## WHAT IS NEEDED
Copy out every line of the data exactly.

--------------------------------------------------

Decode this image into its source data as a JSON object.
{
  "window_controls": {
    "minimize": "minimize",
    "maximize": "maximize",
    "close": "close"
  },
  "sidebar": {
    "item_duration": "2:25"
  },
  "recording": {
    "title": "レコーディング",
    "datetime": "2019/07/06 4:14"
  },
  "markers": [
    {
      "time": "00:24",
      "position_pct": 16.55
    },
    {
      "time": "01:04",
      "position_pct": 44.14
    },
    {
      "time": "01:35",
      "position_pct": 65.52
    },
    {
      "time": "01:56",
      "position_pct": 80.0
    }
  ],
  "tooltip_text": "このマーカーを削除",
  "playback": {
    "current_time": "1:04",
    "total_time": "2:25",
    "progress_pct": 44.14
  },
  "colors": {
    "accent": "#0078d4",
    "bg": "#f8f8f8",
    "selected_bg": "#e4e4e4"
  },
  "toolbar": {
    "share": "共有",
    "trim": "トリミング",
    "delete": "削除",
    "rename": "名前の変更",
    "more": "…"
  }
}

--------------------------------------------------

## EXERCISE RESULT
Decode this image into its source data as a JSON object.
{
  "window_controls": {
    "minimize": "minimize",
    "maximize": "maximize",
    "close": "close"
  },
  "sidebar": {
    "item_duration": "2:25"
  },
  "recording": {
    "title": "レコーディング",
    "datetime": "2019/07/06 4:14"
  },
  "markers": [
    {
      "time": "00:24",
      "position_pct": 16.55
    },
    {
      "time": "01:04",
      "position_pct": 44.14
    },
    {
      "time": "01:35",
      "position_pct": 65.52
    },
    {
      "time": "01:56",
      "position_pct": 80.0
    }
  ],
  "tooltip_text": "このマーカーを削除",
  "playback": {
    "current_time": "1:04",
    "total_time": "2:25",
    "progress_pct": 44.14
  },
  "colors": {
    "accent": "#0078d4",
    "bg": "#f8f8f8",
    "selected_bg": "#e4e4e4"
  },
  "toolbar": {
    "share": "共有",
    "trim": "トリミング",
    "delete": "削除",
    "rename": "名前の変更",
    "more": "…"
  }
}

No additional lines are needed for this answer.